┌──

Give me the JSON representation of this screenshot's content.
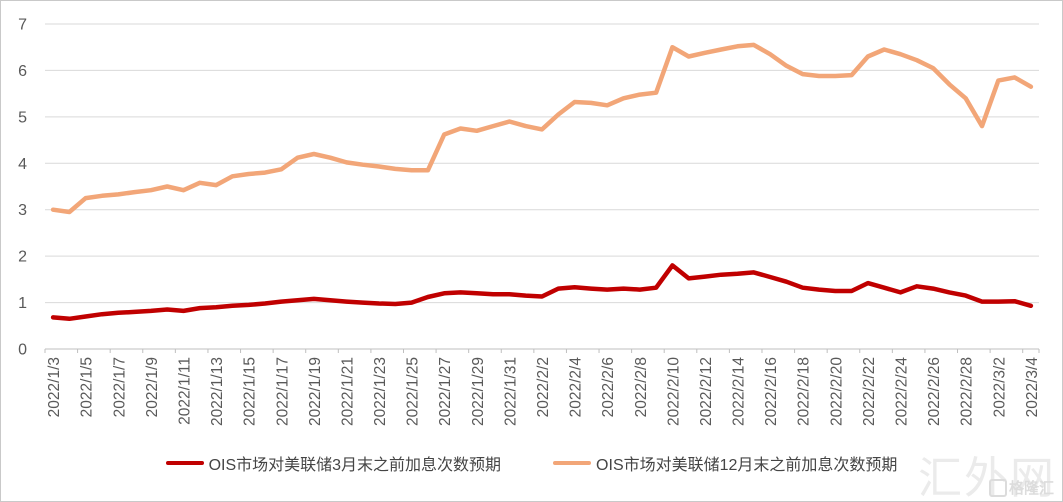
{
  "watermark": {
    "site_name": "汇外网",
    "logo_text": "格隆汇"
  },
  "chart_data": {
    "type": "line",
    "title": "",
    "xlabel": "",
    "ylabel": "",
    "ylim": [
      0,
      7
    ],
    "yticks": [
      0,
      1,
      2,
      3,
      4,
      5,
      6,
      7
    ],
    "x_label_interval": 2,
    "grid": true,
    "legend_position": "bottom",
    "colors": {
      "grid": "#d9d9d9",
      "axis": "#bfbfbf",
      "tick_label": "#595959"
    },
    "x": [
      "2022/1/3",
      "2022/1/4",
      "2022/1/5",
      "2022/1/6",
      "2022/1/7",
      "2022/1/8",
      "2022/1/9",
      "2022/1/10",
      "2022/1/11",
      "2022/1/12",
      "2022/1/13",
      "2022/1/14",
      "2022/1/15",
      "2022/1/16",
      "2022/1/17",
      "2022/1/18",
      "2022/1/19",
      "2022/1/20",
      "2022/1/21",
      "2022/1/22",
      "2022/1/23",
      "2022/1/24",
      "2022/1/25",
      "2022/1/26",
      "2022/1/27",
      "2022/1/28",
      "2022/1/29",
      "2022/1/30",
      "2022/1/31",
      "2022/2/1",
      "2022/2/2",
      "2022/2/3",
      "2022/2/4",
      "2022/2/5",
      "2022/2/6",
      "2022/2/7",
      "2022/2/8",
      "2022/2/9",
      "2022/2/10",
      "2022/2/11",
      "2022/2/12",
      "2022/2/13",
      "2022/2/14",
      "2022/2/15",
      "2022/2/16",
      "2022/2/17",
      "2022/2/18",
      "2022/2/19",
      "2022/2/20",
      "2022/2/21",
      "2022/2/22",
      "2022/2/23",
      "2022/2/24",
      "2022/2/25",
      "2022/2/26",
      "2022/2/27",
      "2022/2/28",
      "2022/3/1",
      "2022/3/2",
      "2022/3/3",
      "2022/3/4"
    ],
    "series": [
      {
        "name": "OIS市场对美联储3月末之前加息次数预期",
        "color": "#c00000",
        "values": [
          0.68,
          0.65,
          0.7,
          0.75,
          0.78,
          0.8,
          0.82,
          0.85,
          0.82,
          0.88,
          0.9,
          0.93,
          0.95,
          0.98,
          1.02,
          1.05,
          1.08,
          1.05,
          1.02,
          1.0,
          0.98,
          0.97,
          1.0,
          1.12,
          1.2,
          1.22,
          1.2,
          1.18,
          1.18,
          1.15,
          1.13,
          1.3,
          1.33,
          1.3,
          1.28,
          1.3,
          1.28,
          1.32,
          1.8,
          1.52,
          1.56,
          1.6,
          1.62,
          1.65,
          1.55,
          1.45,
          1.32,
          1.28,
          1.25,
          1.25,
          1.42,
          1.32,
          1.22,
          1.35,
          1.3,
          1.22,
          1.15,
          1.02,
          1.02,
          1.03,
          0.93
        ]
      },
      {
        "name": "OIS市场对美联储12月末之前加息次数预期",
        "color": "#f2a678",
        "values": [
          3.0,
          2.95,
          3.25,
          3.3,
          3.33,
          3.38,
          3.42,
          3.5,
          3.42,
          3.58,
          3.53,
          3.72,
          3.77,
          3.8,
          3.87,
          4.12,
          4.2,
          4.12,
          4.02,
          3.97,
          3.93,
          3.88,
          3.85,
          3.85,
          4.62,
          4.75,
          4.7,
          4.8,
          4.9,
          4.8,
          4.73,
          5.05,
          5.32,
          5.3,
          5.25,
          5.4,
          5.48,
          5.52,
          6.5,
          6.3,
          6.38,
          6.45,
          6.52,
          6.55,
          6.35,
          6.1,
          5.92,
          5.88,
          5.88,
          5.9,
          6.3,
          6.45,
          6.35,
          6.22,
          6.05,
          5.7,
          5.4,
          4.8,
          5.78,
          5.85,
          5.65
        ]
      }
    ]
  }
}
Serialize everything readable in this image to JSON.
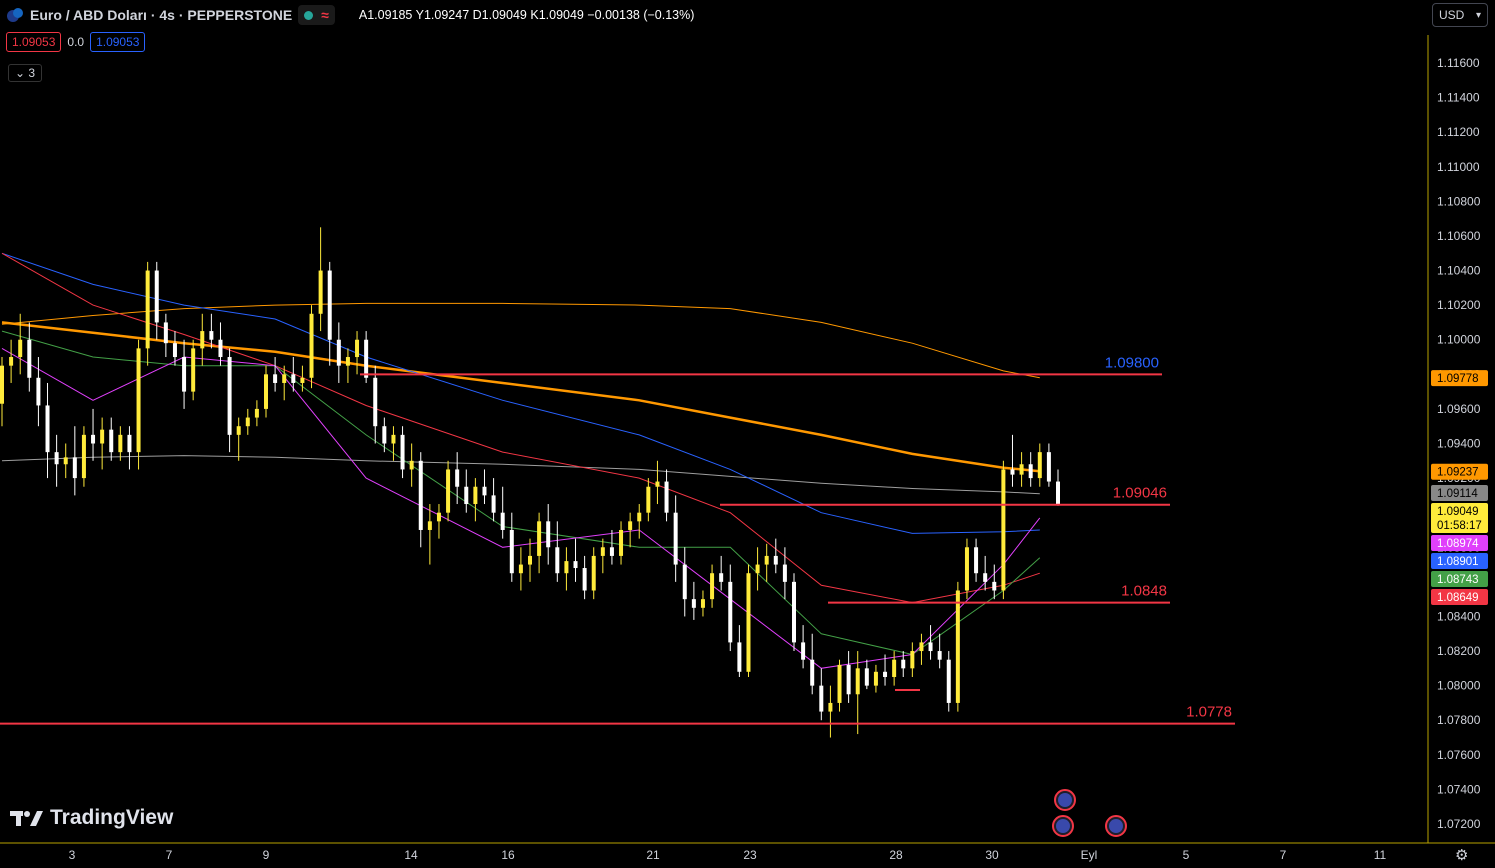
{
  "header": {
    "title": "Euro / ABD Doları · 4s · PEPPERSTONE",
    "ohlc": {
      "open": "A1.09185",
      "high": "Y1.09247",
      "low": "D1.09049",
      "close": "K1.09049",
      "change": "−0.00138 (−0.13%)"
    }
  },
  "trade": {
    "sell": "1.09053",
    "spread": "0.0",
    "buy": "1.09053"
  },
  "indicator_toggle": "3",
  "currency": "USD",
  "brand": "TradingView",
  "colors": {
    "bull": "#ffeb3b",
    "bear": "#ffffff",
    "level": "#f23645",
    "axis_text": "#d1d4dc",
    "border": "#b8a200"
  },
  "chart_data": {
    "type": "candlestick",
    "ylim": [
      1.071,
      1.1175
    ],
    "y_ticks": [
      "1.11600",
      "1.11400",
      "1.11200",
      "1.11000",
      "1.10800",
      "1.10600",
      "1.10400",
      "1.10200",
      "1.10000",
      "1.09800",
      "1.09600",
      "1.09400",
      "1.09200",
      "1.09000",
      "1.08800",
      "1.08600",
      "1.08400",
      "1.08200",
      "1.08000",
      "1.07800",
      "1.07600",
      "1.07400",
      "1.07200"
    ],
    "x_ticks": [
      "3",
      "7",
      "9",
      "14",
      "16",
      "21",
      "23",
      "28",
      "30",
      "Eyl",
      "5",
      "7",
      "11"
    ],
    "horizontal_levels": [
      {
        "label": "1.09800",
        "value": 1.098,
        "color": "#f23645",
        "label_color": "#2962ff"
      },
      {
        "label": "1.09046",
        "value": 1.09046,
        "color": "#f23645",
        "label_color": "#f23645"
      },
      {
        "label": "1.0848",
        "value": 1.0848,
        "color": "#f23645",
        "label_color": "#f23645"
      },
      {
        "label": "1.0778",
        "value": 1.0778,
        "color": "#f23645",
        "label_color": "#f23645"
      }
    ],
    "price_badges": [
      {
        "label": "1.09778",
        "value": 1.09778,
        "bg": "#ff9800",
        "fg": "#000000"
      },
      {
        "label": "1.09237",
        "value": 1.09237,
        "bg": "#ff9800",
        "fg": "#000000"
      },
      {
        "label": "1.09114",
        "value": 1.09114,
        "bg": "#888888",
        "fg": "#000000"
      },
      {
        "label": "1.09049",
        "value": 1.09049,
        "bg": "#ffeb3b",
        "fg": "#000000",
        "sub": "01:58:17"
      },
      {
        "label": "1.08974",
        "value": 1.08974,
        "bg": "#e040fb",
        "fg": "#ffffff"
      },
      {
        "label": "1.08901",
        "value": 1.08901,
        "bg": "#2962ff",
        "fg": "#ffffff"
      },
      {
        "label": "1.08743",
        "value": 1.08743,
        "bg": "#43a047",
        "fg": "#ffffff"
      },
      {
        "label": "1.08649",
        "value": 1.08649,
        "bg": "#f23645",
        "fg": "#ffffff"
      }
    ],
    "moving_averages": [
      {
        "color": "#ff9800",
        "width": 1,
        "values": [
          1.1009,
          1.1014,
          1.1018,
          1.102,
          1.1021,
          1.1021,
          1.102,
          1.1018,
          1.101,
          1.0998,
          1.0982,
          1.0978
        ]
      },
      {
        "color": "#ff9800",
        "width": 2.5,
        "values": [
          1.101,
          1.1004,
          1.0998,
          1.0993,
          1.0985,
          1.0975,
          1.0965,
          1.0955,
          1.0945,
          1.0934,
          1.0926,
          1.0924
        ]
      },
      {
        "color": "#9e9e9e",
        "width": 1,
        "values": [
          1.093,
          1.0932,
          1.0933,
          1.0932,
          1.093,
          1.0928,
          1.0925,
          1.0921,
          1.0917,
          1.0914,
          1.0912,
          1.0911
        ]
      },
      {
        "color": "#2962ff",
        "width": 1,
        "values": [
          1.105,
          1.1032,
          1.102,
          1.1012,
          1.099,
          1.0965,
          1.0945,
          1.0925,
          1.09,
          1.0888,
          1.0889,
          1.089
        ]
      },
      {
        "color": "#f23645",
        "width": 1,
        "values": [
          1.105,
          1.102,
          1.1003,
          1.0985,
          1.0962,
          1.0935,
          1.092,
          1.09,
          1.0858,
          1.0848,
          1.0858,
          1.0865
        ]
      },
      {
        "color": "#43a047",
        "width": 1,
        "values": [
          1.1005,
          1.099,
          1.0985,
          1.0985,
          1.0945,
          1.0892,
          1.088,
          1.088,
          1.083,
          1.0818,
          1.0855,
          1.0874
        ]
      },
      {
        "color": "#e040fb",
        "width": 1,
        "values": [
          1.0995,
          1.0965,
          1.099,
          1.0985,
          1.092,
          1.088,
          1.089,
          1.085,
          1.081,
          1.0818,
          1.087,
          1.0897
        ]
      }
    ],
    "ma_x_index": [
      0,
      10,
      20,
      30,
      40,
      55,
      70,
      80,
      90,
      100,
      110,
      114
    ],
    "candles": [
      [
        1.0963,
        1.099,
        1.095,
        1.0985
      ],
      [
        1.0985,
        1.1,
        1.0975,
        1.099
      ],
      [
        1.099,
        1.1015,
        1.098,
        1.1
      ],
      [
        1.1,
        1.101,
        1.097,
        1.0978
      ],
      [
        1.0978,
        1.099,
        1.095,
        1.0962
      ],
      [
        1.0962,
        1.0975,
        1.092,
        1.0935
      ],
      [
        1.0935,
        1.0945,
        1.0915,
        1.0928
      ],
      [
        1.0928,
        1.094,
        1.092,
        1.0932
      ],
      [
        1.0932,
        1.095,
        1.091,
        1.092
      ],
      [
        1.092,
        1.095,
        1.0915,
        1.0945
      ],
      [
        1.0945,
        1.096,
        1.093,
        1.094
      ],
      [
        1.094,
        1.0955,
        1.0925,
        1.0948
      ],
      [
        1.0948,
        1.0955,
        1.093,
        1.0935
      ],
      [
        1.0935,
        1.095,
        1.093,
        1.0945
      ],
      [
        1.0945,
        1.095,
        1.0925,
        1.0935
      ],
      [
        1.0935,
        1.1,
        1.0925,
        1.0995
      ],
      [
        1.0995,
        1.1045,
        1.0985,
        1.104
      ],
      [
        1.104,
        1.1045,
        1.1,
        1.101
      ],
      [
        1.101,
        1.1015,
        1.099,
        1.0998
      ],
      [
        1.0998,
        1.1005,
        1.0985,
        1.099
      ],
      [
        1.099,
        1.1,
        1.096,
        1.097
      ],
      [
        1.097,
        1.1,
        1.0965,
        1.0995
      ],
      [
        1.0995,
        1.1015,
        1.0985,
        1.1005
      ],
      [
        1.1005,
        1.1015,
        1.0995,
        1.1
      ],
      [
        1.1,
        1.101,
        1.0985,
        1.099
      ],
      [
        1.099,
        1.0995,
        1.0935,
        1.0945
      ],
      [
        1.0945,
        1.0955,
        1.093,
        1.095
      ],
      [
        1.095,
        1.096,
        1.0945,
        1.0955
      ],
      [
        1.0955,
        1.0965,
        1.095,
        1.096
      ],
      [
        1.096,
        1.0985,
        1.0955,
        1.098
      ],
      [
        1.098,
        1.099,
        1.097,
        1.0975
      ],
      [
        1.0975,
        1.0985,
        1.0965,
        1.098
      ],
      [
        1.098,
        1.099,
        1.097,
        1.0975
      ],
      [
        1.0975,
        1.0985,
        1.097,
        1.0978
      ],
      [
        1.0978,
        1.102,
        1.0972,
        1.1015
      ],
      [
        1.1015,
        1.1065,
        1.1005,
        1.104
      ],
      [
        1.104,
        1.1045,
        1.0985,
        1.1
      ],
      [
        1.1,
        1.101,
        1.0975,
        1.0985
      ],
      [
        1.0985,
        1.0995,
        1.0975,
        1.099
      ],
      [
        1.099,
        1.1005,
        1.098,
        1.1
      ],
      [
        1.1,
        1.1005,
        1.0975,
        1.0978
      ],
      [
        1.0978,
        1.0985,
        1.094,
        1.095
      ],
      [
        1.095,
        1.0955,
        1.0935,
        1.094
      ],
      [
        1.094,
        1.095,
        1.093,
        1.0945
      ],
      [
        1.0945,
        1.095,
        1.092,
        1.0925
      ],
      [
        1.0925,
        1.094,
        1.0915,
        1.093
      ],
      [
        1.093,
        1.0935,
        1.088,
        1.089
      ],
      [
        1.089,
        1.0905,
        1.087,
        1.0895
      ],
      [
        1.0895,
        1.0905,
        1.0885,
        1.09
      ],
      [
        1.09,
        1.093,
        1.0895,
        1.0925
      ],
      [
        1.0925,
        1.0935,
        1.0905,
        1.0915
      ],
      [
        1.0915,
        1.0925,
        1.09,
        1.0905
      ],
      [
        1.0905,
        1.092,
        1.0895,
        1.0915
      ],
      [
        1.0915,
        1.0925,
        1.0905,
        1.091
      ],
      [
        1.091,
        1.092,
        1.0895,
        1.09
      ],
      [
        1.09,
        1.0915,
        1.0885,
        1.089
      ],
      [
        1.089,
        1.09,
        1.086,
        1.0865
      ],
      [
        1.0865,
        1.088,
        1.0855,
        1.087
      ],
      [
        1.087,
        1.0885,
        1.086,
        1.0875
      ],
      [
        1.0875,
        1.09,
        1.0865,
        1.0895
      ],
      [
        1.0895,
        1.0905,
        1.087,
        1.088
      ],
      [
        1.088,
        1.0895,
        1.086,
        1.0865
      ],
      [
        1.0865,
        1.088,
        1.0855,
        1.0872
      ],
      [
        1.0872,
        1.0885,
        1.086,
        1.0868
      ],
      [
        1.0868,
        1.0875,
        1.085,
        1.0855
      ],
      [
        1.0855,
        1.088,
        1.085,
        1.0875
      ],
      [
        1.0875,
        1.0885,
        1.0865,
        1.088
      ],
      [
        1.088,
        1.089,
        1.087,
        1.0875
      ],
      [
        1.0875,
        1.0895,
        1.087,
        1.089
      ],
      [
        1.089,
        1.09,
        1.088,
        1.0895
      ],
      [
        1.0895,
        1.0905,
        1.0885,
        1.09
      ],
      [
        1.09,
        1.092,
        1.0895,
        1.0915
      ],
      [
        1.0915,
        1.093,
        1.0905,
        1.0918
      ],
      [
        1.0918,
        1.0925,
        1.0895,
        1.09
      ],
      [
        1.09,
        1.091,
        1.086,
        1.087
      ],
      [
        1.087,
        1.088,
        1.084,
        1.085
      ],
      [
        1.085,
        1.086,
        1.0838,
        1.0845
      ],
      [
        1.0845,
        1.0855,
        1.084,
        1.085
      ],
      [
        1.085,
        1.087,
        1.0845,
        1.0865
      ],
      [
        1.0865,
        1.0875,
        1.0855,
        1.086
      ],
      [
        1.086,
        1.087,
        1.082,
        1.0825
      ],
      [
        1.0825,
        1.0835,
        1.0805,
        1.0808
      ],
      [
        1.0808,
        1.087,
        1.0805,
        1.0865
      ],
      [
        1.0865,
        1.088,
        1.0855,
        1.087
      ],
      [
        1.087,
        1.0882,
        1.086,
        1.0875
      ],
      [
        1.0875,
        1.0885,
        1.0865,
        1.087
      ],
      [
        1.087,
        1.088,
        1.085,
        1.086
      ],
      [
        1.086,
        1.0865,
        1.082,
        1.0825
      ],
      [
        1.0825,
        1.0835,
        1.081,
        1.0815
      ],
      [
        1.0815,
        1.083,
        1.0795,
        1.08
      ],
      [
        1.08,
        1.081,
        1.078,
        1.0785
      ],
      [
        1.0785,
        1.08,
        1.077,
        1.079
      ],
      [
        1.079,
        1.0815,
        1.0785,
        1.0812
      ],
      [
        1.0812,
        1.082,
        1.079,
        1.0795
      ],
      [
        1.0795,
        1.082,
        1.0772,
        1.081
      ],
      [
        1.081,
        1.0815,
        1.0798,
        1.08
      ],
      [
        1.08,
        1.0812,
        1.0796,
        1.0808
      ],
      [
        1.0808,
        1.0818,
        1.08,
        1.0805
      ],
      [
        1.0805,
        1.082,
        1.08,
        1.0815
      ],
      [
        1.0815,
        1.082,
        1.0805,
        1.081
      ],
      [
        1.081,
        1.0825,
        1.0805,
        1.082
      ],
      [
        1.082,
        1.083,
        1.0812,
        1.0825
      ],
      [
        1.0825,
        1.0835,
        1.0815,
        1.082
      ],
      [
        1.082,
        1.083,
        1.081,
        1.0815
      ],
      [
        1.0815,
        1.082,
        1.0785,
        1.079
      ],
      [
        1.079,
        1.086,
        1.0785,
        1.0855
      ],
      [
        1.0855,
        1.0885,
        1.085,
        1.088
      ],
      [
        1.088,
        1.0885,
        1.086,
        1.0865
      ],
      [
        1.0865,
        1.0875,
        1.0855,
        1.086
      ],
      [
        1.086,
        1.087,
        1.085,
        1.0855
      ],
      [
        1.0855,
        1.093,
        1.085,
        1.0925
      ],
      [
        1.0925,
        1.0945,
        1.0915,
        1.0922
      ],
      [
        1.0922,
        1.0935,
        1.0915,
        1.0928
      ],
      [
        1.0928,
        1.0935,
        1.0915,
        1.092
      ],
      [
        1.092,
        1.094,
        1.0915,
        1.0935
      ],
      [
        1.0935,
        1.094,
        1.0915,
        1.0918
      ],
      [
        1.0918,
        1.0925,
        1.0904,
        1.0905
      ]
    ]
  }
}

└──

**Task statement**
Go over the records above and tally each line that includes "this". Give the total by itself.

**The response**
2